> **What needs to be done**
Leave out the pictures and copy everything else below exactly.

* START Data supplied *

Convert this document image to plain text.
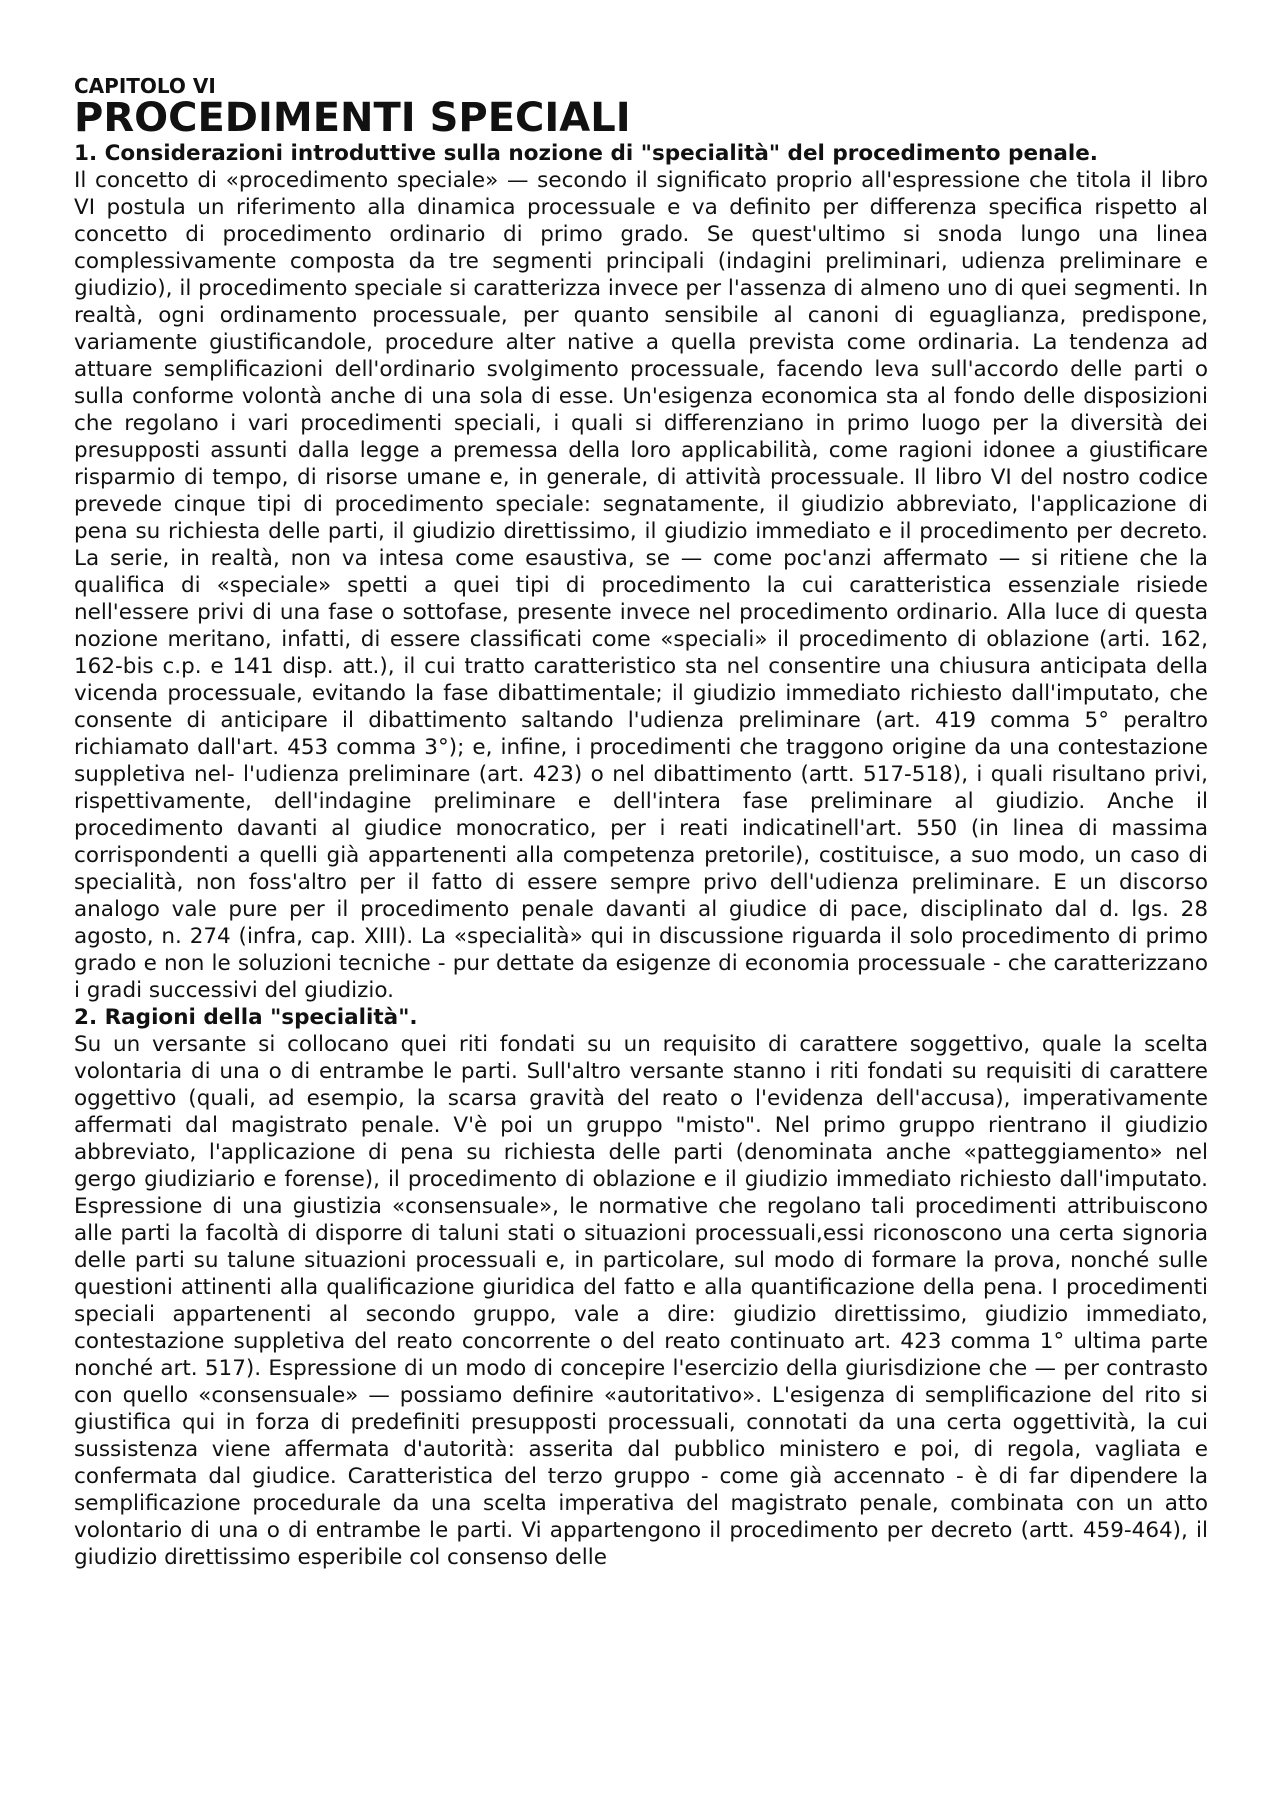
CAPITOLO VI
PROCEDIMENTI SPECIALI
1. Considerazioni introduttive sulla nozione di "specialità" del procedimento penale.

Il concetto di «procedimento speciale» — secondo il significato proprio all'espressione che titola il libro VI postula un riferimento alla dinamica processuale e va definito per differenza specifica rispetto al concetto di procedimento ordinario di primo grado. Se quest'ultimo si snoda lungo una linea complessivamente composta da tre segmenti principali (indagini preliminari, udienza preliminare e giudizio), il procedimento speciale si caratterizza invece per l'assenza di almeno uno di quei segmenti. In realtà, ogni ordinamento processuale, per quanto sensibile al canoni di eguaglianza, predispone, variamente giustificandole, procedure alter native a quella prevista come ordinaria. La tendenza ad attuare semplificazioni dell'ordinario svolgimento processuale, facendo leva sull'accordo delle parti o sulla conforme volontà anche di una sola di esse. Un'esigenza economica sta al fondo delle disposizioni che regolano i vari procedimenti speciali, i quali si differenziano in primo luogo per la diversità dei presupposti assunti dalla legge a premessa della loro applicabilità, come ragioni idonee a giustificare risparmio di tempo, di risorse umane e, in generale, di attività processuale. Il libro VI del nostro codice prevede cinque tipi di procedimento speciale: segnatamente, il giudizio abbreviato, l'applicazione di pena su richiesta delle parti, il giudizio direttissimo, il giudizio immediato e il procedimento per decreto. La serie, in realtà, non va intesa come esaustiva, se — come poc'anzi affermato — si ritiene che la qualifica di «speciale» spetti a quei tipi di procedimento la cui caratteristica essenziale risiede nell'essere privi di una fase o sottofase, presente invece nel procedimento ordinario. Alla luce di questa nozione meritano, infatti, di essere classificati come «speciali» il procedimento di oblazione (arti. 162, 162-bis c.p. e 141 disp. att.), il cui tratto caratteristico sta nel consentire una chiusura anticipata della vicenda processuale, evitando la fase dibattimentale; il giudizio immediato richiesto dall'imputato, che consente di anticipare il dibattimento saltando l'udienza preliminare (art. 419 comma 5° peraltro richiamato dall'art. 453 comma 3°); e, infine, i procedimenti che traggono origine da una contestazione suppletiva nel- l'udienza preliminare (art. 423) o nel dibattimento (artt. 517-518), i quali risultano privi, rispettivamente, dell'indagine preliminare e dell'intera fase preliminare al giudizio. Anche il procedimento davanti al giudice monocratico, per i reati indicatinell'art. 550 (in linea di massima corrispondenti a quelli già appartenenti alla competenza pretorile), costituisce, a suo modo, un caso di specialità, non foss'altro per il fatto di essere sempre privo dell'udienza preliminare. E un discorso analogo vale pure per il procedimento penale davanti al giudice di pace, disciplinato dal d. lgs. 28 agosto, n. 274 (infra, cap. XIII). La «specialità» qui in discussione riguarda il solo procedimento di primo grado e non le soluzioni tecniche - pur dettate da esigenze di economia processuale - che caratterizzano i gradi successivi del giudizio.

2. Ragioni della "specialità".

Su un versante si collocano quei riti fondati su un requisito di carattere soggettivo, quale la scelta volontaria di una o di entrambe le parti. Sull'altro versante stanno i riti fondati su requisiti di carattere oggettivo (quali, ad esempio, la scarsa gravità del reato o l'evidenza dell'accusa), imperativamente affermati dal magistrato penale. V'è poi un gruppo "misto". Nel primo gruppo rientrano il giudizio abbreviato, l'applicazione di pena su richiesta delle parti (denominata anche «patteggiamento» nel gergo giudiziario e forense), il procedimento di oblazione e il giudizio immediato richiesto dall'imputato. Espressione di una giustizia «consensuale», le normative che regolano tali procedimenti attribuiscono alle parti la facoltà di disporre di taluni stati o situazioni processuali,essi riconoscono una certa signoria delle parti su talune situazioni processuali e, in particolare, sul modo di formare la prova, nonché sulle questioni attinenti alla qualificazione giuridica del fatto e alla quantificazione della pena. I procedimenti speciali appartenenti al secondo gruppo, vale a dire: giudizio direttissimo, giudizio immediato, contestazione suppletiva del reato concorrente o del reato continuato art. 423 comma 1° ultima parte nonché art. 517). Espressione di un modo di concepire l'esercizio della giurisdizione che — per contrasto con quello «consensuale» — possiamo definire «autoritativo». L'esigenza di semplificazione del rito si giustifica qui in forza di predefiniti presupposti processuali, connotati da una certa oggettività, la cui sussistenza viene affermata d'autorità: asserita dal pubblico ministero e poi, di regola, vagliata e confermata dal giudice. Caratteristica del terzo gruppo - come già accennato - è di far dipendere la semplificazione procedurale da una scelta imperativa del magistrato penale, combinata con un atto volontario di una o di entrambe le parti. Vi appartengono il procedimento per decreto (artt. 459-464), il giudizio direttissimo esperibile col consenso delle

* END Data supplied *

> **Correct result**
Convert this document image to plain text.
CAPITOLO VI
PROCEDIMENTI SPECIALI
1. Considerazioni introduttive sulla nozione di "specialità" del procedimento penale.

Il concetto di «procedimento speciale» — secondo il significato proprio all'espressione che titola il libro VI postula un riferimento alla dinamica processuale e va definito per differenza specifica rispetto al concetto di procedimento ordinario di primo grado. Se quest'ultimo si snoda lungo una linea complessivamente composta da tre segmenti principali (indagini preliminari, udienza preliminare e giudizio), il procedimento speciale si caratterizza invece per l'assenza di almeno uno di quei segmenti. In realtà, ogni ordinamento processuale, per quanto sensibile al canoni di eguaglianza, predispone, variamente giustificandole, procedure alter native a quella prevista come ordinaria. La tendenza ad attuare semplificazioni dell'ordinario svolgimento processuale, facendo leva sull'accordo delle parti o sulla conforme volontà anche di una sola di esse. Un'esigenza economica sta al fondo delle disposizioni che regolano i vari procedimenti speciali, i quali si differenziano in primo luogo per la diversità dei presupposti assunti dalla legge a premessa della loro applicabilità, come ragioni idonee a giustificare risparmio di tempo, di risorse umane e, in generale, di attività processuale. Il libro VI del nostro codice prevede cinque tipi di procedimento speciale: segnatamente, il giudizio abbreviato, l'applicazione di pena su richiesta delle parti, il giudizio direttissimo, il giudizio immediato e il procedimento per decreto. La serie, in realtà, non va intesa come esaustiva, se — come poc'anzi affermato — si ritiene che la qualifica di «speciale» spetti a quei tipi di procedimento la cui caratteristica essenziale risiede nell'essere privi di una fase o sottofase, presente invece nel procedimento ordinario. Alla luce di questa nozione meritano, infatti, di essere classificati come «speciali» il procedimento di oblazione (arti. 162, 162-bis c.p. e 141 disp. att.), il cui tratto caratteristico sta nel consentire una chiusura anticipata della vicenda processuale, evitando la fase dibattimentale; il giudizio immediato richiesto dall'imputato, che consente di anticipare il dibattimento saltando l'udienza preliminare (art. 419 comma 5° peraltro richiamato dall'art. 453 comma 3°); e, infine, i procedimenti che traggono origine da una contestazione suppletiva nel- l'udienza preliminare (art. 423) o nel dibattimento (artt. 517-518), i quali risultano privi, rispettivamente, dell'indagine preliminare e dell'intera fase preliminare al giudizio. Anche il procedimento davanti al giudice monocratico, per i reati indicatinell'art. 550 (in linea di massima corrispondenti a quelli già appartenenti alla competenza pretorile), costituisce, a suo modo, un caso di specialità, non foss'altro per il fatto di essere sempre privo dell'udienza preliminare. E un discorso analogo vale pure per il procedimento penale davanti al giudice di pace, disciplinato dal d. lgs. 28 agosto, n. 274 (infra, cap. XIII). La «specialità» qui in discussione riguarda il solo procedimento di primo grado e non le soluzioni tecniche - pur dettate da esigenze di economia processuale - che caratterizzano i gradi successivi del giudizio.

2. Ragioni della "specialità".

Su un versante si collocano quei riti fondati su un requisito di carattere soggettivo, quale la scelta volontaria di una o di entrambe le parti. Sull'altro versante stanno i riti fondati su requisiti di carattere oggettivo (quali, ad esempio, la scarsa gravità del reato o l'evidenza dell'accusa), imperativamente affermati dal magistrato penale. V'è poi un gruppo "misto". Nel primo gruppo rientrano il giudizio abbreviato, l'applicazione di pena su richiesta delle parti (denominata anche «patteggiamento» nel gergo giudiziario e forense), il procedimento di oblazione e il giudizio immediato richiesto dall'imputato. Espressione di una giustizia «consensuale», le normative che regolano tali procedimenti attribuiscono alle parti la facoltà di disporre di taluni stati o situazioni processuali,essi riconoscono una certa signoria delle parti su talune situazioni processuali e, in particolare, sul modo di formare la prova, nonché sulle questioni attinenti alla qualificazione giuridica del fatto e alla quantificazione della pena. I procedimenti speciali appartenenti al secondo gruppo, vale a dire: giudizio direttissimo, giudizio immediato, contestazione suppletiva del reato concorrente o del reato continuato art. 423 comma 1° ultima parte nonché art. 517). Espressione di un modo di concepire l'esercizio della giurisdizione che — per contrasto con quello «consensuale» — possiamo definire «autoritativo». L'esigenza di semplificazione del rito si giustifica qui in forza di predefiniti presupposti processuali, connotati da una certa oggettività, la cui sussistenza viene affermata d'autorità: asserita dal pubblico ministero e poi, di regola, vagliata e confermata dal giudice. Caratteristica del terzo gruppo - come già accennato - è di far dipendere la semplificazione procedurale da una scelta imperativa del magistrato penale, combinata con un atto volontario di una o di entrambe le parti. Vi appartengono il procedimento per decreto (artt. 459-464), il giudizio direttissimo esperibile col consenso delle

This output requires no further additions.